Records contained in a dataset
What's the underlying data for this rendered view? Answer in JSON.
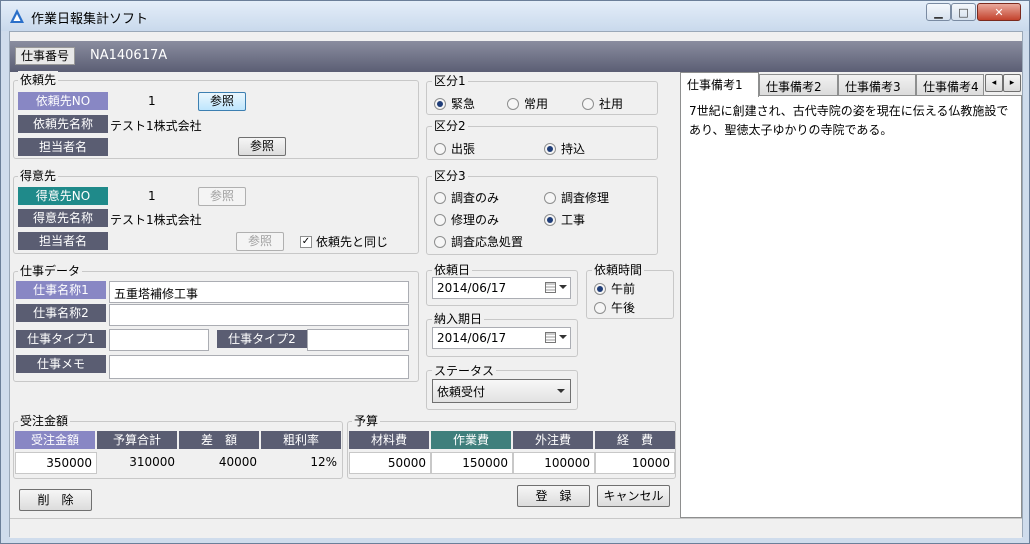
{
  "window": {
    "title": "作業日報集計ソフト",
    "minimize": "▁",
    "maximize": "□",
    "close": "✕"
  },
  "header": {
    "job_label": "仕事番号",
    "job_no": "NA140617A"
  },
  "client": {
    "title": "依頼先",
    "no_label": "依頼先NO",
    "no_value": "1",
    "ref1": "参照",
    "name_label": "依頼先名称",
    "name_value": "テスト1株式会社",
    "person_label": "担当者名",
    "ref2": "参照"
  },
  "customer": {
    "title": "得意先",
    "no_label": "得意先NO",
    "no_value": "1",
    "ref1": "参照",
    "name_label": "得意先名称",
    "name_value": "テスト1株式会社",
    "person_label": "担当者名",
    "ref2": "参照",
    "same_label": "依頼先と同じ",
    "same_checked": "✓"
  },
  "jobdata": {
    "title": "仕事データ",
    "name1_label": "仕事名称1",
    "name1_value": "五重塔補修工事",
    "name2_label": "仕事名称2",
    "type1_label": "仕事タイプ1",
    "type2_label": "仕事タイプ2",
    "memo_label": "仕事メモ"
  },
  "kubun1": {
    "title": "区分1",
    "opt1": "緊急",
    "opt2": "常用",
    "opt3": "社用"
  },
  "kubun2": {
    "title": "区分2",
    "opt1": "出張",
    "opt2": "持込"
  },
  "kubun3": {
    "title": "区分3",
    "opt1": "調査のみ",
    "opt2": "調査修理",
    "opt3": "修理のみ",
    "opt4": "工事",
    "opt5": "調査応急処置"
  },
  "request_date": {
    "title": "依頼日",
    "value": "2014/06/17"
  },
  "due_date": {
    "title": "納入期日",
    "value": "2014/06/17"
  },
  "request_time": {
    "title": "依頼時間",
    "am": "午前",
    "pm": "午後"
  },
  "status": {
    "title": "ステータス",
    "value": "依頼受付"
  },
  "order": {
    "title": "受注金額",
    "headers": [
      "受注金額",
      "予算合計",
      "差　額",
      "粗利率"
    ],
    "values": [
      "350000",
      "310000",
      "40000",
      "12%"
    ]
  },
  "budget": {
    "title": "予算",
    "headers": [
      "材料費",
      "作業費",
      "外注費",
      "経　費"
    ],
    "values": [
      "50000",
      "150000",
      "100000",
      "10000"
    ]
  },
  "buttons": {
    "delete": "削　除",
    "register": "登　録",
    "cancel": "キャンセル"
  },
  "tabs": [
    "仕事備考1",
    "仕事備考2",
    "仕事備考3",
    "仕事備考4"
  ],
  "tab_scroll": {
    "left": "◂",
    "right": "▸"
  },
  "memo_text": "7世紀に創建され、古代寺院の姿を現在に伝える仏教施設であり、聖徳太子ゆかりの寺院である。"
}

## WHAT YOU WILL DO
Reproduce the material above in full, exactly, with no images.

## SOLVED PROBLEM
What's the underlying data for this rendered view? Answer in JSON.
{
  "window": {
    "title": "作業日報集計ソフト",
    "minimize": "▁",
    "maximize": "□",
    "close": "✕"
  },
  "header": {
    "job_label": "仕事番号",
    "job_no": "NA140617A"
  },
  "client": {
    "title": "依頼先",
    "no_label": "依頼先NO",
    "no_value": "1",
    "ref1": "参照",
    "name_label": "依頼先名称",
    "name_value": "テスト1株式会社",
    "person_label": "担当者名",
    "ref2": "参照"
  },
  "customer": {
    "title": "得意先",
    "no_label": "得意先NO",
    "no_value": "1",
    "ref1": "参照",
    "name_label": "得意先名称",
    "name_value": "テスト1株式会社",
    "person_label": "担当者名",
    "ref2": "参照",
    "same_label": "依頼先と同じ",
    "same_checked": "✓"
  },
  "jobdata": {
    "title": "仕事データ",
    "name1_label": "仕事名称1",
    "name1_value": "五重塔補修工事",
    "name2_label": "仕事名称2",
    "type1_label": "仕事タイプ1",
    "type2_label": "仕事タイプ2",
    "memo_label": "仕事メモ"
  },
  "kubun1": {
    "title": "区分1",
    "opt1": "緊急",
    "opt2": "常用",
    "opt3": "社用"
  },
  "kubun2": {
    "title": "区分2",
    "opt1": "出張",
    "opt2": "持込"
  },
  "kubun3": {
    "title": "区分3",
    "opt1": "調査のみ",
    "opt2": "調査修理",
    "opt3": "修理のみ",
    "opt4": "工事",
    "opt5": "調査応急処置"
  },
  "request_date": {
    "title": "依頼日",
    "value": "2014/06/17"
  },
  "due_date": {
    "title": "納入期日",
    "value": "2014/06/17"
  },
  "request_time": {
    "title": "依頼時間",
    "am": "午前",
    "pm": "午後"
  },
  "status": {
    "title": "ステータス",
    "value": "依頼受付"
  },
  "order": {
    "title": "受注金額",
    "headers": [
      "受注金額",
      "予算合計",
      "差　額",
      "粗利率"
    ],
    "values": [
      "350000",
      "310000",
      "40000",
      "12%"
    ]
  },
  "budget": {
    "title": "予算",
    "headers": [
      "材料費",
      "作業費",
      "外注費",
      "経　費"
    ],
    "values": [
      "50000",
      "150000",
      "100000",
      "10000"
    ]
  },
  "buttons": {
    "delete": "削　除",
    "register": "登　録",
    "cancel": "キャンセル"
  },
  "tabs": [
    "仕事備考1",
    "仕事備考2",
    "仕事備考3",
    "仕事備考4"
  ],
  "tab_scroll": {
    "left": "◂",
    "right": "▸"
  },
  "memo_text": "7世紀に創建され、古代寺院の姿を現在に伝える仏教施設であり、聖徳太子ゆかりの寺院である。"
}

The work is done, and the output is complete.